_GIVEN REQUEST_. Copy each line below in which the word "text" occurs.

_EXTRACTED RECORDS_.
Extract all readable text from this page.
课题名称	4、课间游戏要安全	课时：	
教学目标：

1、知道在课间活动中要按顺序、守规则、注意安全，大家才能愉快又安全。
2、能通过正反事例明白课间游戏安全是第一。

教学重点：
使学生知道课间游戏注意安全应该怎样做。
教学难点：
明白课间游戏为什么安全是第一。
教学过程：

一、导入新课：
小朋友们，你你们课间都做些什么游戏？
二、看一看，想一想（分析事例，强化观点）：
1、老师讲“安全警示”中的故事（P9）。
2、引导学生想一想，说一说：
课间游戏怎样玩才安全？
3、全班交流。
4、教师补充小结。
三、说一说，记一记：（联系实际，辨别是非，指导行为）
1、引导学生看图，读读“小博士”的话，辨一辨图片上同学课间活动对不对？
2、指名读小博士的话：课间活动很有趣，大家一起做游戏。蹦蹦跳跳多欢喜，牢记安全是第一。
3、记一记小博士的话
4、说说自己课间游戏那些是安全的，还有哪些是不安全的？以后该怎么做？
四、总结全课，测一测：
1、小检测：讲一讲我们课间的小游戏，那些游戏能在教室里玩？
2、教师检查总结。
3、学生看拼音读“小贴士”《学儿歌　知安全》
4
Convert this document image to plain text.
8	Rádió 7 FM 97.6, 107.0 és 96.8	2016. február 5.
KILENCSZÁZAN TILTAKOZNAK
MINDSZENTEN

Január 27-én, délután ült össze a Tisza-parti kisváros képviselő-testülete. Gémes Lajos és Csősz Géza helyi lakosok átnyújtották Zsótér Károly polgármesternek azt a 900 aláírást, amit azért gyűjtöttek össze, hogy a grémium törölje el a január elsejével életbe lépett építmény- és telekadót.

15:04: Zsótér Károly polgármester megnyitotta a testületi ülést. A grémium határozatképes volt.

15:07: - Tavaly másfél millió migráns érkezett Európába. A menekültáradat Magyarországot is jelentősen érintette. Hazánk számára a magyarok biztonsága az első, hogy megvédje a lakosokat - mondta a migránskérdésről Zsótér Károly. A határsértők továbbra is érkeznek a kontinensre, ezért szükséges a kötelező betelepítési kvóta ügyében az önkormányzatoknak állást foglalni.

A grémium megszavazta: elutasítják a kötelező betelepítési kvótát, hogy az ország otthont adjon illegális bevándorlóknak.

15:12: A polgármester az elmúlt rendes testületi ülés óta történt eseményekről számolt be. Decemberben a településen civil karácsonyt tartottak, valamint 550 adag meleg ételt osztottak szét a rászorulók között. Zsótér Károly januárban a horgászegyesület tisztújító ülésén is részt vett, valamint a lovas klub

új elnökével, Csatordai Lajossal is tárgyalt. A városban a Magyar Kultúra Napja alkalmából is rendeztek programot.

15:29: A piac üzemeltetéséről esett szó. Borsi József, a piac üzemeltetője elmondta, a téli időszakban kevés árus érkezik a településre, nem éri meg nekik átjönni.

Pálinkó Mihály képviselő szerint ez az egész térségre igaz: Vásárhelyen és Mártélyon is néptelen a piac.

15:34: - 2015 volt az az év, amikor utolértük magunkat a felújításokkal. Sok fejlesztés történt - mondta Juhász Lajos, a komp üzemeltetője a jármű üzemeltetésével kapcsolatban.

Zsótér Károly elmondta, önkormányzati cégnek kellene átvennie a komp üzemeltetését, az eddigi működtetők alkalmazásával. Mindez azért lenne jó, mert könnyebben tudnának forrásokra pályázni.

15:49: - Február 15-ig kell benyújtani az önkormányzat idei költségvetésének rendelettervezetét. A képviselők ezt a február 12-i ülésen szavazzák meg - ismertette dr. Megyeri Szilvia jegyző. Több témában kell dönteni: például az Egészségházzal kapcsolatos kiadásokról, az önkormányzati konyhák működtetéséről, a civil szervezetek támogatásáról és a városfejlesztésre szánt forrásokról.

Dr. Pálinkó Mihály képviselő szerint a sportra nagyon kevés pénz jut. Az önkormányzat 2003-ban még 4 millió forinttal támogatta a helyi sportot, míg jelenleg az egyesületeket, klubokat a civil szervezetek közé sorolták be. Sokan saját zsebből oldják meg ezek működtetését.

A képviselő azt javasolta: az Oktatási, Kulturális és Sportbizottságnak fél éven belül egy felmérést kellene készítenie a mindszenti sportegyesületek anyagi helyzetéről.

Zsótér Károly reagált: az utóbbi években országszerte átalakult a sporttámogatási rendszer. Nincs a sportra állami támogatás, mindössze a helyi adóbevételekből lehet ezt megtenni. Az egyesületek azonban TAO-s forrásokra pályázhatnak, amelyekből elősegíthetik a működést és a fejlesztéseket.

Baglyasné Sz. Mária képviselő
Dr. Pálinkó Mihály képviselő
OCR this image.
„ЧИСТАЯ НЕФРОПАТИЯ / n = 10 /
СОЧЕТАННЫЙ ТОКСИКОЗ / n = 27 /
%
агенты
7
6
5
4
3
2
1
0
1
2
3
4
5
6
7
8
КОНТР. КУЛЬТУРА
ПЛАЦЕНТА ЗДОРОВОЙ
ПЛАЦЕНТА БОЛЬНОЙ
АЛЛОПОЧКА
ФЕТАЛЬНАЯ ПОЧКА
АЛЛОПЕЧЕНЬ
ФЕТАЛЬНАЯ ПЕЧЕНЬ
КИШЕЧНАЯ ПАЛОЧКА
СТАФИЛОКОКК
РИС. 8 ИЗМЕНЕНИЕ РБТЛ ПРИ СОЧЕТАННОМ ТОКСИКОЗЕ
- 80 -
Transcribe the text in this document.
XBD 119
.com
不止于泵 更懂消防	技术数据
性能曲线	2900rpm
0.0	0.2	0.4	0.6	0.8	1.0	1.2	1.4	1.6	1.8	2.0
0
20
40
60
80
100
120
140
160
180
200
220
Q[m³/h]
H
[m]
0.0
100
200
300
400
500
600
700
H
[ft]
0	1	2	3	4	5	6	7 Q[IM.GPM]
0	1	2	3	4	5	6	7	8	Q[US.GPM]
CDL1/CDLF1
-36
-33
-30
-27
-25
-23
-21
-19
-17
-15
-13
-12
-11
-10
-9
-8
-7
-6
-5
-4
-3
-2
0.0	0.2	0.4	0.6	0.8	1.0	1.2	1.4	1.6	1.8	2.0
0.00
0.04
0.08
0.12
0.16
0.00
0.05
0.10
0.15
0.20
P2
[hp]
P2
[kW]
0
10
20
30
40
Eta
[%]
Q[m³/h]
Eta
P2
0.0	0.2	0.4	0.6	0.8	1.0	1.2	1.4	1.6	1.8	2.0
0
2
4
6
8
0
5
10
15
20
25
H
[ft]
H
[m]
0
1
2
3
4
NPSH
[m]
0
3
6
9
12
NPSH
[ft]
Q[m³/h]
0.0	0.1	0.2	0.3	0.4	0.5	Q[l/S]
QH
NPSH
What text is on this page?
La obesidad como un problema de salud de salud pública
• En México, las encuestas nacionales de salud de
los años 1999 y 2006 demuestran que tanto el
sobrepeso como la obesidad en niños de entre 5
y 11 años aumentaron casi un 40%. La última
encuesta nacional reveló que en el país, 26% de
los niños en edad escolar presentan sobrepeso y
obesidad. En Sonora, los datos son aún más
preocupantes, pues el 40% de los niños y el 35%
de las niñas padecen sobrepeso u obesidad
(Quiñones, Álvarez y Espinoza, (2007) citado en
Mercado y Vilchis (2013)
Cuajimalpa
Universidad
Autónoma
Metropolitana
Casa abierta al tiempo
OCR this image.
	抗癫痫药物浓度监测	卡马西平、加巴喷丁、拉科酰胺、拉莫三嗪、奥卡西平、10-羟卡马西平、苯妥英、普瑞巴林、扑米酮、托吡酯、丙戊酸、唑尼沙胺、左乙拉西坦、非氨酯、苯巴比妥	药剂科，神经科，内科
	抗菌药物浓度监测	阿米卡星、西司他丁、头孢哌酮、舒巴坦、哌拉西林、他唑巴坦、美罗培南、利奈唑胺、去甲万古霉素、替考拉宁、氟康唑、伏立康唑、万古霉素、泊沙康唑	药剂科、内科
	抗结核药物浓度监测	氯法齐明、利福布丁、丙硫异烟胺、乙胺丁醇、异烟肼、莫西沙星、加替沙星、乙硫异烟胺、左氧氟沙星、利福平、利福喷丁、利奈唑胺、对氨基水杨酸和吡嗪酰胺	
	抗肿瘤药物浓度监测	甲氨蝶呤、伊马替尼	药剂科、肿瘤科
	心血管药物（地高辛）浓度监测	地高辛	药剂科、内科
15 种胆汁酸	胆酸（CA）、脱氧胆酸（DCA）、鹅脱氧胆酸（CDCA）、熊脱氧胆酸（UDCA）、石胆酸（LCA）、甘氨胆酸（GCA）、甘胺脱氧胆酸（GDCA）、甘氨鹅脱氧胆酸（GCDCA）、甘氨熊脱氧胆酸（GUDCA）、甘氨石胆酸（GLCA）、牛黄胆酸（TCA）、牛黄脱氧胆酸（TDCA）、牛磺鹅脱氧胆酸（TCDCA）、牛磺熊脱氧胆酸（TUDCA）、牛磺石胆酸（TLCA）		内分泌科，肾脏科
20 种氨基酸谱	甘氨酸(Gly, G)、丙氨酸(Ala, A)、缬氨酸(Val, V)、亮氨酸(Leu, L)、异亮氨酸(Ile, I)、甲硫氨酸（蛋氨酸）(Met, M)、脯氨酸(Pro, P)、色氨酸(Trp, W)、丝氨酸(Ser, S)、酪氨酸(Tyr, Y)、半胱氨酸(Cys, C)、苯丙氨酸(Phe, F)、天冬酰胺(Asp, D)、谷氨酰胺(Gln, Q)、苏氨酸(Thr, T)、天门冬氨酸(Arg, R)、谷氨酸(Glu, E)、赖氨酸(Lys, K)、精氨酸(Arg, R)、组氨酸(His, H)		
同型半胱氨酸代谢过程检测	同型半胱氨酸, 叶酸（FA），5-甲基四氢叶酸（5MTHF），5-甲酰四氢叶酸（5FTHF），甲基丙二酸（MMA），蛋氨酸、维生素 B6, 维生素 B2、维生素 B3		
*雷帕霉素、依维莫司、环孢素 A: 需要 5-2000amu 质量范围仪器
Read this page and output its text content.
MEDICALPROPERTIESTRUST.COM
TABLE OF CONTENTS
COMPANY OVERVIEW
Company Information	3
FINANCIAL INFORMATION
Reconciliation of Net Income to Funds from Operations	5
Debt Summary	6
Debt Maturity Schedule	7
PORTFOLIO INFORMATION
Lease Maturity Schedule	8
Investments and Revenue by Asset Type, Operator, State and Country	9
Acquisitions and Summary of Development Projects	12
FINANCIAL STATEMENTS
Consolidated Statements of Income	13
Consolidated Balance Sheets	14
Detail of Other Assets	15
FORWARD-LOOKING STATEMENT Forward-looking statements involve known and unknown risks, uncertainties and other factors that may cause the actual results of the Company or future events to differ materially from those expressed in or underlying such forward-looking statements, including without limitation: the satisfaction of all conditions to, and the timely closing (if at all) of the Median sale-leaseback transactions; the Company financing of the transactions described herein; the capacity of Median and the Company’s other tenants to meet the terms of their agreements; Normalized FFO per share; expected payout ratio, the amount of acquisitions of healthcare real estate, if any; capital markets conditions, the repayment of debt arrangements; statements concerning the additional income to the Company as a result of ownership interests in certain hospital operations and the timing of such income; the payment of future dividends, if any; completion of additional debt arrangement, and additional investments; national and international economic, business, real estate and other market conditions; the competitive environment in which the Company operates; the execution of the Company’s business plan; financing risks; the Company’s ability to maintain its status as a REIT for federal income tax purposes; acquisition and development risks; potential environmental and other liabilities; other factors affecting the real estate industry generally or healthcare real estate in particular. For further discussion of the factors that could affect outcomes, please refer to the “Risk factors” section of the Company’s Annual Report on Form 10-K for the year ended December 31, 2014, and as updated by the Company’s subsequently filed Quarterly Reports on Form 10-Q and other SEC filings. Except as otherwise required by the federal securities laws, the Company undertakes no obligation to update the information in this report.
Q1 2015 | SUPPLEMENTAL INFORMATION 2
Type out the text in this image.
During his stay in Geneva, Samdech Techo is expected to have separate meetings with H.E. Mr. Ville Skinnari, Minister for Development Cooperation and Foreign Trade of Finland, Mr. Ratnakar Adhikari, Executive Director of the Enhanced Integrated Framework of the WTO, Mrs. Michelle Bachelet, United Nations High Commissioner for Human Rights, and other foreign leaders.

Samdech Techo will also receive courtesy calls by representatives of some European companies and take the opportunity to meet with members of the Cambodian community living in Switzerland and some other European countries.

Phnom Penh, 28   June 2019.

_RESPONSE FOR THIS EXERCISE_.
Extract all readable text from this page.
Convert this document image to plain text.
Transcribe the text in this document.
What text is on this page?
Read this page and output its text content.
Type out the text in this image.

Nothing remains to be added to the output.